Arrange the lines of the records, from the line with "table-row: M4 0.70 <box>21 223 479 285</box>" through the line with "Output each element", as a Markdown table with the columns No. and Line. Number each line in order and skip any blank lines.

:: INPUT RECORDS ::

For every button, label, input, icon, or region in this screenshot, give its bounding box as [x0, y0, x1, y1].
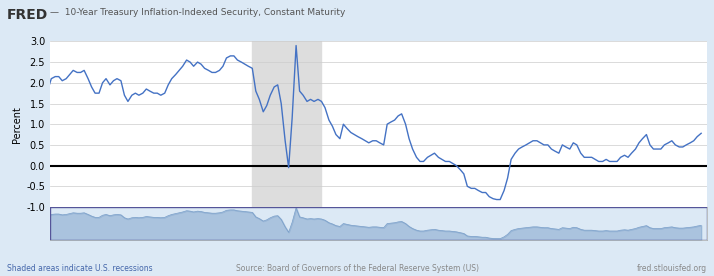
Y-axis label: Percent: Percent: [12, 106, 22, 143]
Text: —  10-Year Treasury Inflation-Indexed Security, Constant Maturity: — 10-Year Treasury Inflation-Indexed Sec…: [50, 8, 346, 17]
Text: Source: Board of Governors of the Federal Reserve System (US): Source: Board of Governors of the Federa…: [236, 264, 478, 273]
Text: fred.stlouisfed.org: fred.stlouisfed.org: [637, 264, 707, 273]
Text: FRED: FRED: [7, 8, 49, 22]
Bar: [252, 41, 321, 207]
Text: Shaded areas indicate U.S. recessions: Shaded areas indicate U.S. recessions: [7, 264, 153, 273]
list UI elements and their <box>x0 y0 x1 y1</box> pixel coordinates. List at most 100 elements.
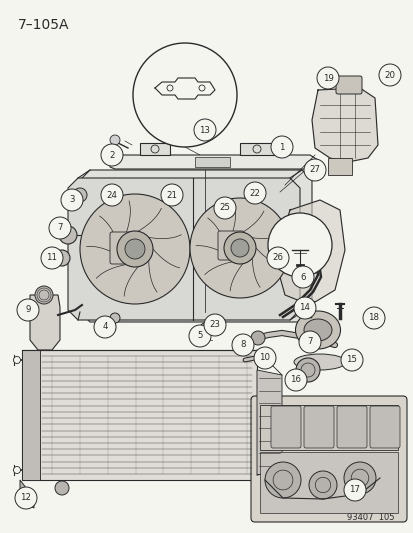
Circle shape <box>94 316 116 338</box>
Circle shape <box>343 462 375 494</box>
Circle shape <box>17 299 39 321</box>
Polygon shape <box>80 170 311 322</box>
FancyBboxPatch shape <box>218 231 243 260</box>
Circle shape <box>298 331 320 353</box>
Circle shape <box>54 250 70 266</box>
Text: 5: 5 <box>197 332 202 341</box>
Polygon shape <box>20 480 34 508</box>
FancyBboxPatch shape <box>369 406 399 448</box>
Circle shape <box>362 307 384 329</box>
Circle shape <box>49 217 71 239</box>
Circle shape <box>204 314 225 336</box>
Circle shape <box>214 197 235 219</box>
Text: 22: 22 <box>249 189 260 198</box>
Text: 27: 27 <box>309 166 320 174</box>
Circle shape <box>73 188 87 202</box>
Polygon shape <box>22 350 256 480</box>
Circle shape <box>291 266 313 288</box>
Text: 6: 6 <box>299 272 305 281</box>
Text: 7–105A: 7–105A <box>18 18 69 32</box>
Polygon shape <box>110 155 317 169</box>
Circle shape <box>35 286 53 304</box>
Text: 16: 16 <box>290 376 301 384</box>
Polygon shape <box>30 295 60 350</box>
Circle shape <box>110 313 120 323</box>
Circle shape <box>14 466 21 473</box>
Text: 93407  105: 93407 105 <box>347 513 394 522</box>
Polygon shape <box>277 200 344 305</box>
Circle shape <box>133 43 236 147</box>
Polygon shape <box>259 405 397 450</box>
Circle shape <box>110 135 120 145</box>
Circle shape <box>214 317 224 327</box>
Circle shape <box>55 481 69 495</box>
Circle shape <box>378 64 400 86</box>
Text: 3: 3 <box>69 196 75 205</box>
Circle shape <box>161 184 183 206</box>
Circle shape <box>343 479 365 501</box>
Text: 13: 13 <box>199 125 210 134</box>
Circle shape <box>41 247 63 269</box>
Text: 11: 11 <box>46 254 57 262</box>
Text: 7: 7 <box>57 223 63 232</box>
Polygon shape <box>140 143 170 155</box>
Ellipse shape <box>303 319 331 341</box>
Ellipse shape <box>293 354 345 370</box>
Text: 23: 23 <box>209 320 220 329</box>
Circle shape <box>61 189 83 211</box>
Polygon shape <box>240 143 274 155</box>
Polygon shape <box>311 88 377 162</box>
Circle shape <box>264 462 300 498</box>
Text: 24: 24 <box>106 190 117 199</box>
Circle shape <box>295 358 319 382</box>
Circle shape <box>194 119 216 141</box>
Circle shape <box>199 323 209 333</box>
Circle shape <box>190 198 289 298</box>
Text: 1: 1 <box>279 142 284 151</box>
Circle shape <box>316 67 338 89</box>
Text: 9: 9 <box>25 305 31 314</box>
Circle shape <box>308 471 336 499</box>
Text: 18: 18 <box>368 313 379 322</box>
Circle shape <box>250 331 264 345</box>
Circle shape <box>80 194 190 304</box>
Circle shape <box>231 334 254 356</box>
Circle shape <box>303 159 325 181</box>
Text: 20: 20 <box>384 70 394 79</box>
Text: 2: 2 <box>109 150 114 159</box>
FancyBboxPatch shape <box>335 76 361 94</box>
Circle shape <box>293 297 315 319</box>
Text: 8: 8 <box>240 341 245 350</box>
Circle shape <box>254 347 275 369</box>
Polygon shape <box>256 370 281 475</box>
Polygon shape <box>68 178 299 320</box>
Circle shape <box>101 144 123 166</box>
Circle shape <box>14 357 21 364</box>
Text: 10: 10 <box>259 353 270 362</box>
Circle shape <box>284 369 306 391</box>
FancyBboxPatch shape <box>250 396 406 522</box>
Polygon shape <box>259 452 397 513</box>
Text: 14: 14 <box>299 303 310 312</box>
Text: 7: 7 <box>306 337 312 346</box>
Circle shape <box>117 231 153 267</box>
Circle shape <box>223 232 255 264</box>
FancyBboxPatch shape <box>336 406 366 448</box>
FancyBboxPatch shape <box>271 406 300 448</box>
Circle shape <box>125 239 145 259</box>
Text: 25: 25 <box>219 204 230 213</box>
Circle shape <box>271 136 292 158</box>
Text: 15: 15 <box>346 356 357 365</box>
Text: 17: 17 <box>349 486 360 495</box>
Polygon shape <box>327 158 351 175</box>
Text: 4: 4 <box>102 322 107 332</box>
Text: 19: 19 <box>322 74 332 83</box>
Circle shape <box>267 213 331 277</box>
Circle shape <box>59 226 77 244</box>
Polygon shape <box>22 350 40 480</box>
FancyBboxPatch shape <box>303 406 333 448</box>
Circle shape <box>189 325 211 347</box>
Text: 26: 26 <box>272 254 283 262</box>
Text: 21: 21 <box>166 190 177 199</box>
Circle shape <box>340 349 362 371</box>
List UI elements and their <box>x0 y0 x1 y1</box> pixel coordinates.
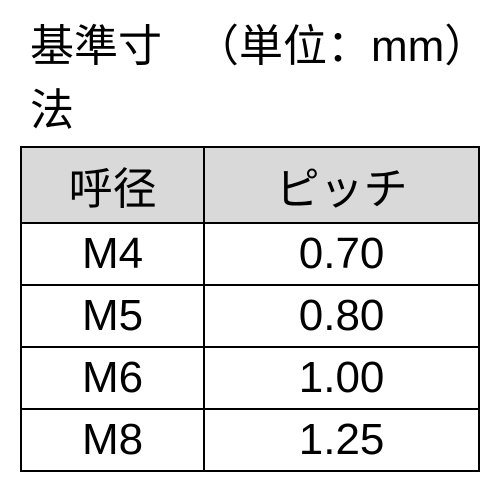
table-row: M4 0.70 <box>21 223 479 285</box>
table-row: M5 0.80 <box>21 285 479 347</box>
table-row: M8 1.25 <box>21 409 479 471</box>
table-row: M6 1.00 <box>21 347 479 409</box>
cell-pitch: 1.00 <box>204 347 479 409</box>
cell-pitch: 0.80 <box>204 285 479 347</box>
cell-name: M6 <box>21 347 204 409</box>
cell-pitch: 0.70 <box>204 223 479 285</box>
column-header-pitch: ピッチ <box>204 147 479 223</box>
table-header-row: 呼径 ピッチ <box>21 147 479 223</box>
cell-name: M8 <box>21 409 204 471</box>
cell-name: M4 <box>21 223 204 285</box>
column-header-name: 呼径 <box>21 147 204 223</box>
cell-pitch: 1.25 <box>204 409 479 471</box>
unit-label: （単位：mm） <box>195 10 470 138</box>
cell-name: M5 <box>21 285 204 347</box>
page-title: 基準寸法 <box>30 10 195 138</box>
header-row: 基準寸法 （単位：mm） <box>20 10 480 138</box>
dimensions-table: 呼径 ピッチ M4 0.70 M5 0.80 M6 1.00 M8 1.25 <box>20 146 480 472</box>
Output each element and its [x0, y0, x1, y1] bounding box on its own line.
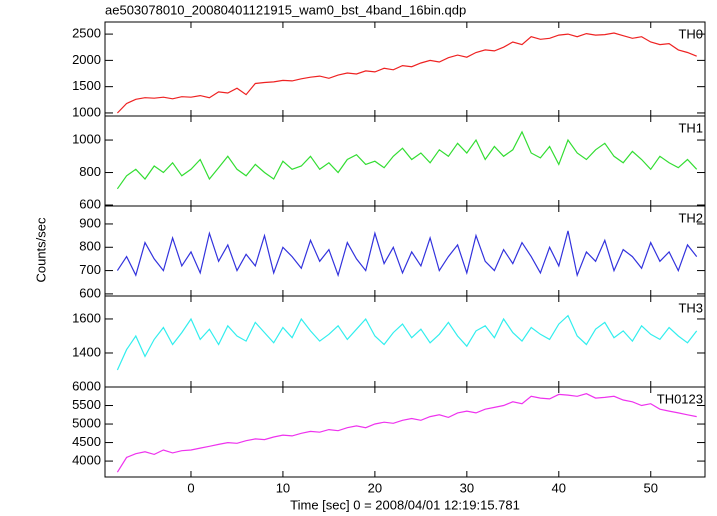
- x-tick-label: 50: [644, 480, 658, 495]
- data-line: [116, 230, 698, 278]
- y-tick-label: 1000: [72, 131, 101, 146]
- x-tick-label: 0: [187, 480, 194, 495]
- x-axis-label: Time [sec] 0 = 2008/04/01 12:19:15.781: [290, 497, 520, 512]
- y-tick-label: 1600: [72, 310, 101, 325]
- y-tick-label: 1000: [72, 104, 101, 119]
- panel-frame: [104, 386, 706, 478]
- x-tick-label: 30: [460, 480, 474, 495]
- y-tick-label: 600: [79, 196, 101, 211]
- panel-name: TH3: [678, 300, 703, 315]
- y-tick-label: 800: [79, 164, 101, 179]
- y-tick-label: 6000: [72, 378, 101, 393]
- panel-name: TH0123: [657, 391, 703, 406]
- data-line: [116, 130, 698, 190]
- panel-name: TH2: [678, 210, 703, 225]
- panel-name: TH1: [678, 120, 703, 135]
- data-line: [116, 314, 698, 371]
- y-tick-label: 2000: [72, 52, 101, 67]
- y-tick-label: 1500: [72, 78, 101, 93]
- y-tick-label: 2500: [72, 26, 101, 41]
- x-tick-label: 10: [276, 480, 290, 495]
- y-tick-label: 4500: [72, 434, 101, 449]
- chart-title: ae503078010_20080401121915_wam0_bst_4ban…: [105, 2, 466, 17]
- x-tick-label: 20: [368, 480, 382, 495]
- y-tick-label: 4000: [72, 453, 101, 468]
- y-axis-label: Counts/sec: [33, 217, 48, 283]
- y-tick-label: 5500: [72, 397, 101, 412]
- panel-name: TH0: [678, 26, 703, 41]
- y-tick-label: 600: [79, 285, 101, 300]
- y-tick-label: 700: [79, 262, 101, 277]
- y-tick-label: 1400: [72, 344, 101, 359]
- data-line: [116, 393, 697, 473]
- y-tick-label: 5000: [72, 415, 101, 430]
- data-line: [116, 32, 697, 114]
- y-tick-label: 900: [79, 215, 101, 230]
- x-tick-label: 40: [552, 480, 566, 495]
- y-tick-label: 800: [79, 239, 101, 254]
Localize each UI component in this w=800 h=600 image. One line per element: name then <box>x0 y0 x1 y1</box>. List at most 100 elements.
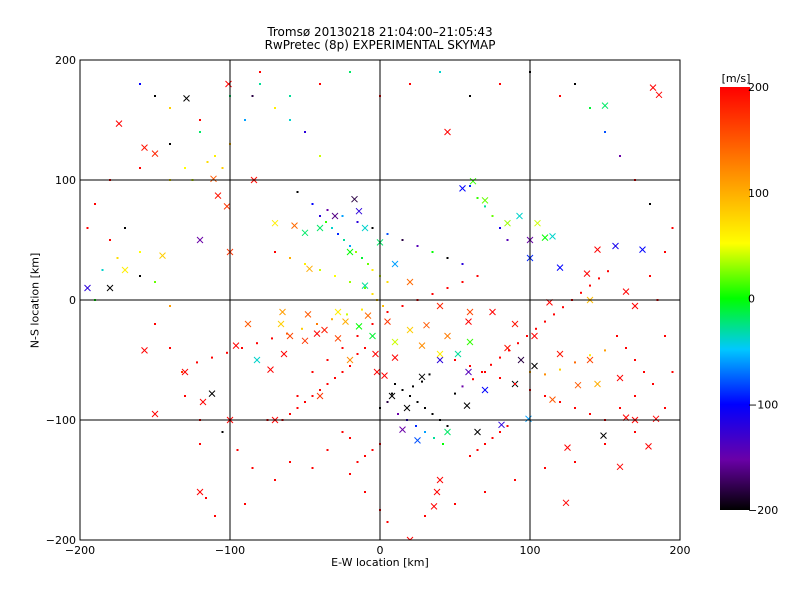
data-point-x <box>399 426 406 433</box>
data-point-x <box>481 197 489 204</box>
data-point-dot <box>211 356 213 359</box>
data-point-dot <box>259 83 261 85</box>
data-point-dot <box>274 251 276 253</box>
data-point-dot <box>491 215 494 217</box>
data-point-dot <box>371 323 374 325</box>
data-point-x <box>549 233 556 240</box>
data-point-x <box>436 476 444 484</box>
data-point-x <box>616 463 624 471</box>
data-point-dot <box>199 131 201 133</box>
data-point-dot <box>409 83 411 85</box>
data-point-dot <box>604 131 606 133</box>
data-point-dot <box>169 347 171 349</box>
data-point-x <box>454 350 462 358</box>
y-tick-label: 200 <box>55 54 76 67</box>
data-point-dot <box>619 407 621 409</box>
data-point-x <box>342 318 349 325</box>
data-point-dot <box>469 185 471 187</box>
data-point-x <box>616 374 624 382</box>
data-point-dot <box>289 95 291 97</box>
data-point-dot <box>559 401 561 403</box>
data-point-x <box>465 318 472 325</box>
data-point-x <box>346 248 354 256</box>
data-point-x <box>280 350 288 358</box>
data-point-x <box>121 266 129 274</box>
data-point-x <box>199 398 207 406</box>
data-point-x <box>564 444 571 451</box>
data-point-x <box>106 284 114 292</box>
data-point-dot <box>553 313 555 316</box>
data-point-x <box>267 366 274 373</box>
scatter-points <box>84 71 674 540</box>
data-point-dot <box>221 431 224 433</box>
data-point-dot <box>574 361 576 364</box>
data-point-x <box>498 421 505 429</box>
data-point-dot <box>139 251 141 253</box>
data-point-x <box>271 219 279 227</box>
data-point-dot <box>544 320 546 323</box>
data-point-dot <box>382 305 384 307</box>
data-point-dot <box>271 337 273 340</box>
data-point-dot <box>241 347 243 349</box>
data-point-dot <box>490 363 492 366</box>
colorbar-tick-label: 200 <box>748 81 769 94</box>
data-point-x <box>301 229 309 237</box>
data-point-dot <box>401 305 404 307</box>
data-point-dot <box>649 275 651 277</box>
data-point-dot <box>484 443 486 445</box>
data-point-dot <box>484 205 486 208</box>
data-point-x <box>631 302 639 310</box>
data-point-dot <box>139 83 141 85</box>
data-point-x <box>433 488 441 496</box>
data-point-dot <box>331 227 333 229</box>
data-point-dot <box>431 251 434 253</box>
data-point-x <box>594 380 601 388</box>
data-point-dot <box>469 95 471 97</box>
data-point-dot <box>349 245 351 247</box>
data-point-x <box>225 80 232 88</box>
data-point-dot <box>154 95 156 97</box>
data-point-dot <box>508 349 510 352</box>
data-point-x <box>586 356 594 364</box>
data-point-dot <box>304 131 306 133</box>
data-point-dot <box>604 349 606 352</box>
data-point-dot <box>343 239 345 241</box>
x-tick-label: 0 <box>377 544 384 557</box>
data-point-dot <box>499 431 501 433</box>
data-point-x <box>361 224 369 232</box>
colorbar-label: [m/s] <box>721 72 751 85</box>
data-point-dot <box>634 359 636 361</box>
data-point-x <box>406 326 414 334</box>
data-point-dot <box>154 323 156 325</box>
data-point-dot <box>349 281 351 283</box>
data-point-x <box>291 222 298 229</box>
data-point-dot <box>391 392 393 395</box>
data-point-x <box>444 428 451 436</box>
data-point-dot <box>589 284 591 287</box>
data-point-dot <box>94 203 96 205</box>
data-point-x <box>279 308 286 316</box>
data-point-dot <box>386 281 389 283</box>
data-point-dot <box>337 233 339 235</box>
data-point-x <box>418 373 426 381</box>
data-point-x <box>183 95 190 102</box>
data-point-dot <box>296 191 299 193</box>
x-tick-label: −200 <box>65 544 95 557</box>
data-point-dot <box>394 383 396 385</box>
data-point-dot <box>355 251 357 253</box>
data-point-dot <box>559 95 561 97</box>
data-point-x <box>436 302 444 310</box>
data-point-dot <box>469 365 471 367</box>
data-point-dot <box>259 71 261 73</box>
data-point-dot <box>326 383 329 385</box>
data-point-dot <box>652 383 654 385</box>
data-point-dot <box>341 371 344 373</box>
data-point-dot <box>214 155 216 157</box>
data-point-x <box>459 185 466 192</box>
data-point-dot <box>244 503 246 505</box>
y-tick-label: −100 <box>46 414 76 427</box>
data-point-x <box>534 219 541 227</box>
data-point-dot <box>574 461 576 463</box>
data-point-dot <box>454 359 456 361</box>
data-point-dot <box>491 437 494 439</box>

:::

> **RESPONSE FOR THIS EXERCISE**
| No. | Line |
|---|---|
| 1 | table-row: M4 0.70 <box>21 223 479 285</box> |
| 2 | table-row: M5 0.80 <box>21 285 479 347</box> |
| 3 | table-row: M8 1.25 <box>21 409 479 471</box> |
| 4 | table-row: M6 1.00 <box>21 347 479 409</box> |
| 5 | cell-pitch: 1.00 <box>204 347 479 409</box> |
| 6 | cell-pitch: 0.80 <box>204 285 479 347</box> |
| 7 | cell-name: M6 <box>21 347 204 409</box> |
| 8 | cell-pitch: 0.70 <box>204 223 479 285</box> |
| 9 | column-header-pitch: ピッチ <box>204 147 479 223</box> |
| 10 | table-header-row: 呼径 ピッチ <box>21 147 479 223</box> |
| 11 | cell-name: M8 <box>21 409 204 471</box> |
| 12 | cell-name: M4 <box>21 223 204 285</box> |
| 13 | column-header-name: 呼径 <box>21 147 204 223</box> |
| 14 | cell-pitch: 1.25 <box>204 409 479 471</box> |
| 15 | unit-label: （単位：mm） <box>195 10 470 138</box> |
| 16 | cell-name: M5 <box>21 285 204 347</box> |
| 17 | page-title: 基準寸法 <box>30 10 195 138</box> |
| 18 | header-row: 基準寸法 （単位：mm） <box>20 10 480 138</box> |
| 19 | dimensions-table: 呼径 ピッチ M4 0.70 M5 0.80 M6 1.00 M8 1.25 <box>20 146 480 472</box> |
| 20 | Output each element and its [x0, y0, x1, y1] bounding box on its own line. |